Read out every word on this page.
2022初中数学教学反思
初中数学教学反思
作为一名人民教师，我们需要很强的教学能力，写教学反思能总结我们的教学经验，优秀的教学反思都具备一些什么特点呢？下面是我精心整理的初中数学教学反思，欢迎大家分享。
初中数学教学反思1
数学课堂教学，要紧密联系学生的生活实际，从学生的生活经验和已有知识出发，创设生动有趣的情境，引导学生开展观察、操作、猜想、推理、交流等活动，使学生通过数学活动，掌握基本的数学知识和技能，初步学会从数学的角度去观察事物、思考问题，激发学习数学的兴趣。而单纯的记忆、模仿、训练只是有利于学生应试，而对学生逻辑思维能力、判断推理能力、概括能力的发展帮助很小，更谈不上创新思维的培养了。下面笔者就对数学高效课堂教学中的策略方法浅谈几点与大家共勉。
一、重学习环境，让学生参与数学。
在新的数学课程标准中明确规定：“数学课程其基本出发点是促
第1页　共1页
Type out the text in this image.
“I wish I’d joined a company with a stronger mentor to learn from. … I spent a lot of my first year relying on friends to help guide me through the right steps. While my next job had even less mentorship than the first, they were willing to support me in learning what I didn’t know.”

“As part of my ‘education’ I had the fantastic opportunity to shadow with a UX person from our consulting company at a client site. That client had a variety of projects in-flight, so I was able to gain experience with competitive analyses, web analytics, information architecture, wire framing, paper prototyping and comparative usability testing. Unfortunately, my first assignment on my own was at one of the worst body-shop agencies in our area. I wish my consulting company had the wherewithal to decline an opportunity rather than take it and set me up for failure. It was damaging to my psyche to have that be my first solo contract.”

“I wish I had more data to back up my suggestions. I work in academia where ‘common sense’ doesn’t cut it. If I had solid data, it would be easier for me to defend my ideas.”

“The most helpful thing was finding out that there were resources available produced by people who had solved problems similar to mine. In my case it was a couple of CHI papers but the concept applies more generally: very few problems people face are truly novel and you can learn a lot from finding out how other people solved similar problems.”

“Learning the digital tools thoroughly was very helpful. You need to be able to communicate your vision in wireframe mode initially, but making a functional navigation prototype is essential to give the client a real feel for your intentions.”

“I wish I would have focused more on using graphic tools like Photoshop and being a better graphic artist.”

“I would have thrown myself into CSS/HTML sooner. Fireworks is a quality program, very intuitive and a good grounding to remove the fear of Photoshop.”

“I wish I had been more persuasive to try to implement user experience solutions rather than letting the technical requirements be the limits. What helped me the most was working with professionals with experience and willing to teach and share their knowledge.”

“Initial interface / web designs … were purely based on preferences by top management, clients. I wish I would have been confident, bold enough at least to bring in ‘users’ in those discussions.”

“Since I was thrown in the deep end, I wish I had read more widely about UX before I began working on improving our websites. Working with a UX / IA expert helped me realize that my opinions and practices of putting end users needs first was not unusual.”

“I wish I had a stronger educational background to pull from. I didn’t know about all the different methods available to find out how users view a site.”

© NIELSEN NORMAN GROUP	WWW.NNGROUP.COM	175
---------------
Write out every line of the listing that holds the word "working".

“I wish I had been more persuasive to try to implement user experience solutions rather than letting the technical requirements be the limits. What helped me the most was working with professionals with experience and willing to teach and share their knowledge.”
“Since I was thrown in the deep end, I wish I had read more widely about UX before I began working on improving our websites. Working with a UX / IA expert helped me realize that my opinions and practices of putting end users needs first was not unusual.”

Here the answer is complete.